» Written task
Return the entries below verbatim. Pictures stay out.

>> start Dataset entries

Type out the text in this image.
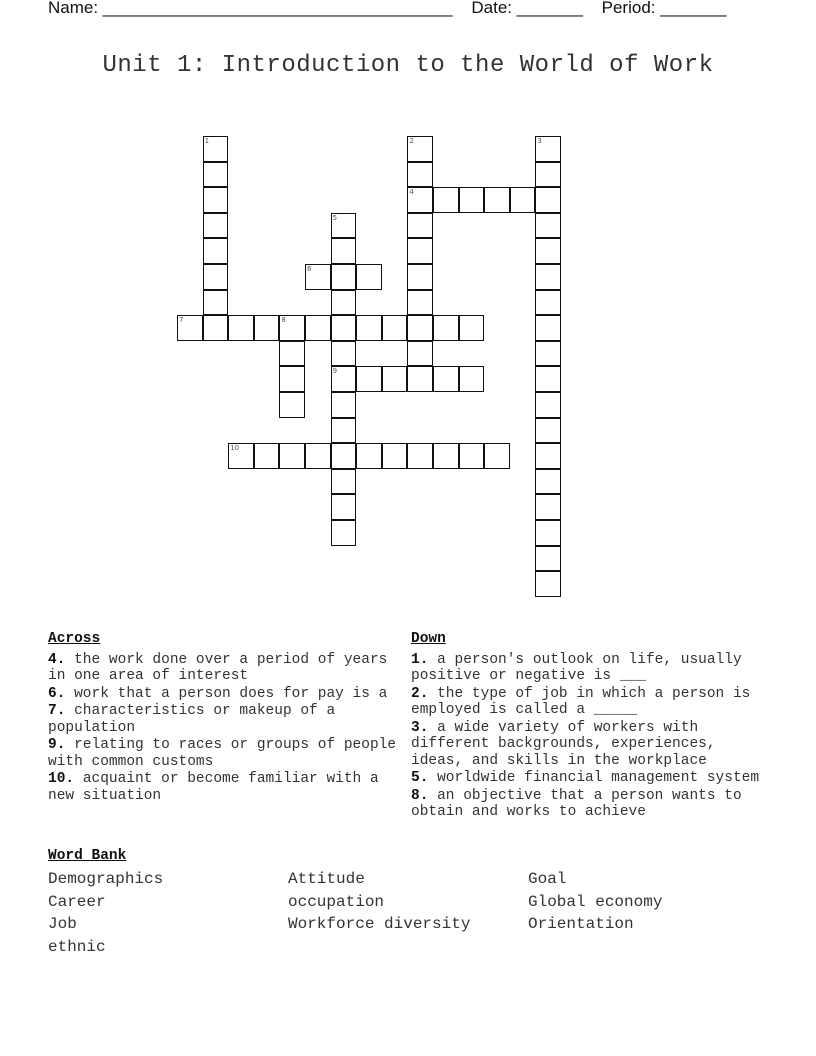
Name: _____________________________________ Date: _______ Period: _______
Unit 1: Introduction to the World of Work
1	2
4
3
5
9
6
7	8
10
Across
4. the work done over a period of years in one area of interest
6. work that a person does for pay is a
7. characteristics or makeup of a population
9. relating to races or groups of people with common customs
10. acquaint or become familiar with a new situation
Down
1. a person's outlook on life, usually positive or negative is ___
2. the type of job in which a person is employed is called a _____
3. a wide variety of workers with different backgrounds, experiences, ideas, and skills in the workplace
5. worldwide financial management system
8. an objective that a person wants to obtain and works to achieve
Word Bank
Demographics	Attitude	Goal
Career	occupation	Global economy
Job	Workforce diversity	Orientation
ethnic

>> end Dataset entries

» Output for this task
Type out the text in this image.
Name: _____________________________________ Date: _______ Period: _______
Unit 1: Introduction to the World of Work
1	2
4
3
5
9
6
7	8
10
Across
4. the work done over a period of years in one area of interest
6. work that a person does for pay is a
7. characteristics or makeup of a population
9. relating to races or groups of people with common customs
10. acquaint or become familiar with a new situation
Down
1. a person's outlook on life, usually positive or negative is ___
2. the type of job in which a person is employed is called a _____
3. a wide variety of workers with different backgrounds, experiences, ideas, and skills in the workplace
5. worldwide financial management system
8. an objective that a person wants to obtain and works to achieve
Word Bank
Demographics	Attitude	Goal
Career	occupation	Global economy
Job	Workforce diversity	Orientation
ethnic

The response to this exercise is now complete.